● **Problem**:
Using the records below, locate all lines containing "Federal" and return them.

● **Records**:

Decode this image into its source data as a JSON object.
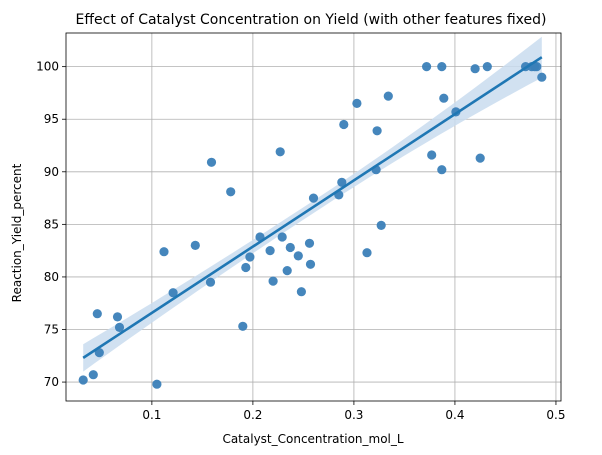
{
  "chart_data": {
    "type": "scatter",
    "title": "Effect of Catalyst Concentration on Yield (with other features fixed)",
    "xlabel": "Catalyst_Concentration_mol_L",
    "ylabel": "Reaction_Yield_percent",
    "xlim": [
      0.015,
      0.505
    ],
    "ylim": [
      68.2,
      103.2
    ],
    "x_ticks": [
      0.1,
      0.2,
      0.3,
      0.4,
      0.5
    ],
    "x_tick_labels": [
      "0.1",
      "0.2",
      "0.3",
      "0.4",
      "0.5"
    ],
    "y_ticks": [
      70,
      75,
      80,
      85,
      90,
      95,
      100
    ],
    "y_tick_labels": [
      "70",
      "75",
      "80",
      "85",
      "90",
      "95",
      "100"
    ],
    "grid": true,
    "colors": {
      "points": "#3b7fb8",
      "line": "#1f77b4",
      "band": "#c9dcee"
    },
    "series": [
      {
        "points": [
          [
            0.032,
            70.2
          ],
          [
            0.042,
            70.7
          ],
          [
            0.046,
            76.5
          ],
          [
            0.048,
            72.8
          ],
          [
            0.066,
            76.2
          ],
          [
            0.068,
            75.2
          ],
          [
            0.105,
            69.8
          ],
          [
            0.112,
            82.4
          ],
          [
            0.121,
            78.5
          ],
          [
            0.143,
            83.0
          ],
          [
            0.158,
            79.5
          ],
          [
            0.159,
            90.9
          ],
          [
            0.178,
            88.1
          ],
          [
            0.19,
            75.3
          ],
          [
            0.193,
            80.9
          ],
          [
            0.197,
            81.9
          ],
          [
            0.207,
            83.8
          ],
          [
            0.217,
            82.5
          ],
          [
            0.22,
            79.6
          ],
          [
            0.227,
            91.9
          ],
          [
            0.229,
            83.8
          ],
          [
            0.234,
            80.6
          ],
          [
            0.237,
            82.8
          ],
          [
            0.245,
            82.0
          ],
          [
            0.248,
            78.6
          ],
          [
            0.256,
            83.2
          ],
          [
            0.257,
            81.2
          ],
          [
            0.26,
            87.5
          ],
          [
            0.285,
            87.8
          ],
          [
            0.288,
            89.0
          ],
          [
            0.29,
            94.5
          ],
          [
            0.303,
            96.5
          ],
          [
            0.313,
            82.3
          ],
          [
            0.322,
            90.2
          ],
          [
            0.323,
            93.9
          ],
          [
            0.327,
            84.9
          ],
          [
            0.334,
            97.2
          ],
          [
            0.372,
            100.0
          ],
          [
            0.377,
            91.6
          ],
          [
            0.387,
            90.2
          ],
          [
            0.387,
            100.0
          ],
          [
            0.389,
            97.0
          ],
          [
            0.401,
            95.7
          ],
          [
            0.42,
            99.8
          ],
          [
            0.425,
            91.3
          ],
          [
            0.432,
            100.0
          ],
          [
            0.47,
            100.0
          ],
          [
            0.476,
            100.0
          ],
          [
            0.479,
            100.0
          ],
          [
            0.481,
            100.0
          ],
          [
            0.486,
            99.0
          ]
        ]
      }
    ],
    "regression": {
      "x": [
        0.032,
        0.486
      ],
      "y": [
        72.3,
        100.9
      ],
      "ci_lower": [
        71.0,
        98.9
      ],
      "ci_upper": [
        73.6,
        102.8
      ]
    }
  }
}
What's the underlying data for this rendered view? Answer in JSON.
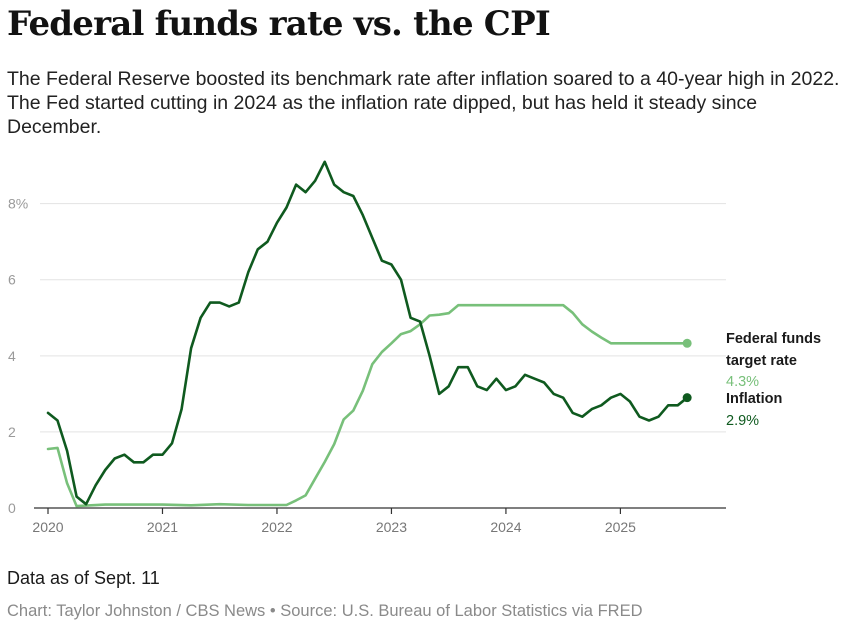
{
  "header": {
    "title": "Federal funds rate vs. the CPI",
    "subtitle": "The Federal Reserve boosted its benchmark rate after inflation soared to a 40-year high in 2022. The Fed started cutting in 2024 as the inflation rate dipped, but has held it steady since December."
  },
  "footer": {
    "note": "Data as of Sept. 11",
    "credit": "Chart: Taylor Johnston / CBS News • Source: U.S. Bureau of Labor Statistics via FRED"
  },
  "colors": {
    "fed_rate": "#78c07a",
    "inflation": "#0f5a1f"
  },
  "chart_data": {
    "type": "line",
    "ylim": [
      0,
      9.2
    ],
    "xlim": [
      2020.0,
      2025.8
    ],
    "grid": true,
    "y_ticks": [
      {
        "value": 0,
        "label": "0"
      },
      {
        "value": 2,
        "label": "2"
      },
      {
        "value": 4,
        "label": "4"
      },
      {
        "value": 6,
        "label": "6"
      },
      {
        "value": 8,
        "label": "8%"
      }
    ],
    "x_ticks": [
      {
        "value": 2020,
        "label": "2020"
      },
      {
        "value": 2021,
        "label": "2021"
      },
      {
        "value": 2022,
        "label": "2022"
      },
      {
        "value": 2023,
        "label": "2023"
      },
      {
        "value": 2024,
        "label": "2024"
      },
      {
        "value": 2025,
        "label": "2025"
      }
    ],
    "series": [
      {
        "key": "fed_rate",
        "name_lines": [
          "Federal funds",
          "target rate"
        ],
        "end_label": "4.3%",
        "x": [
          2020.0,
          2020.083,
          2020.167,
          2020.25,
          2020.5,
          2020.75,
          2021.0,
          2021.25,
          2021.5,
          2021.75,
          2022.0,
          2022.083,
          2022.167,
          2022.25,
          2022.333,
          2022.417,
          2022.5,
          2022.583,
          2022.667,
          2022.75,
          2022.833,
          2022.917,
          2023.0,
          2023.083,
          2023.167,
          2023.25,
          2023.333,
          2023.417,
          2023.5,
          2023.583,
          2023.667,
          2024.0,
          2024.5,
          2024.583,
          2024.667,
          2024.75,
          2024.833,
          2024.917,
          2025.0,
          2025.25,
          2025.5,
          2025.583
        ],
        "y": [
          1.55,
          1.58,
          0.65,
          0.05,
          0.09,
          0.09,
          0.09,
          0.07,
          0.1,
          0.08,
          0.08,
          0.08,
          0.2,
          0.33,
          0.77,
          1.21,
          1.68,
          2.33,
          2.56,
          3.08,
          3.78,
          4.1,
          4.33,
          4.57,
          4.65,
          4.83,
          5.06,
          5.08,
          5.12,
          5.33,
          5.33,
          5.33,
          5.33,
          5.13,
          4.83,
          4.64,
          4.48,
          4.33,
          4.33,
          4.33,
          4.33,
          4.33
        ]
      },
      {
        "key": "inflation",
        "name_lines": [
          "Inflation"
        ],
        "end_label": "2.9%",
        "x": [
          2020.0,
          2020.083,
          2020.167,
          2020.25,
          2020.333,
          2020.417,
          2020.5,
          2020.583,
          2020.667,
          2020.75,
          2020.833,
          2020.917,
          2021.0,
          2021.083,
          2021.167,
          2021.25,
          2021.333,
          2021.417,
          2021.5,
          2021.583,
          2021.667,
          2021.75,
          2021.833,
          2021.917,
          2022.0,
          2022.083,
          2022.167,
          2022.25,
          2022.333,
          2022.417,
          2022.5,
          2022.583,
          2022.667,
          2022.75,
          2022.833,
          2022.917,
          2023.0,
          2023.083,
          2023.167,
          2023.25,
          2023.333,
          2023.417,
          2023.5,
          2023.583,
          2023.667,
          2023.75,
          2023.833,
          2023.917,
          2024.0,
          2024.083,
          2024.167,
          2024.25,
          2024.333,
          2024.417,
          2024.5,
          2024.583,
          2024.667,
          2024.75,
          2024.833,
          2024.917,
          2025.0,
          2025.083,
          2025.167,
          2025.25,
          2025.333,
          2025.417,
          2025.5,
          2025.583
        ],
        "y": [
          2.5,
          2.3,
          1.5,
          0.3,
          0.1,
          0.6,
          1.0,
          1.3,
          1.4,
          1.2,
          1.2,
          1.4,
          1.4,
          1.7,
          2.6,
          4.2,
          5.0,
          5.4,
          5.4,
          5.3,
          5.4,
          6.2,
          6.8,
          7.0,
          7.5,
          7.9,
          8.5,
          8.3,
          8.6,
          9.1,
          8.5,
          8.3,
          8.2,
          7.7,
          7.1,
          6.5,
          6.4,
          6.0,
          5.0,
          4.9,
          4.0,
          3.0,
          3.2,
          3.7,
          3.7,
          3.2,
          3.1,
          3.4,
          3.1,
          3.2,
          3.5,
          3.4,
          3.3,
          3.0,
          2.9,
          2.5,
          2.4,
          2.6,
          2.7,
          2.9,
          3.0,
          2.8,
          2.4,
          2.3,
          2.4,
          2.7,
          2.7,
          2.9
        ]
      }
    ]
  }
}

● **Response for this exercise**:
    "title": "Federal funds rate vs. the CPI",
    "subtitle": "The Federal Reserve boosted its benchmark rate after inflation soared to a 40-year high in 2022. The Fed started cutting in 2024 as the inflation rate dipped, but has held it steady since December."
          "Federal funds",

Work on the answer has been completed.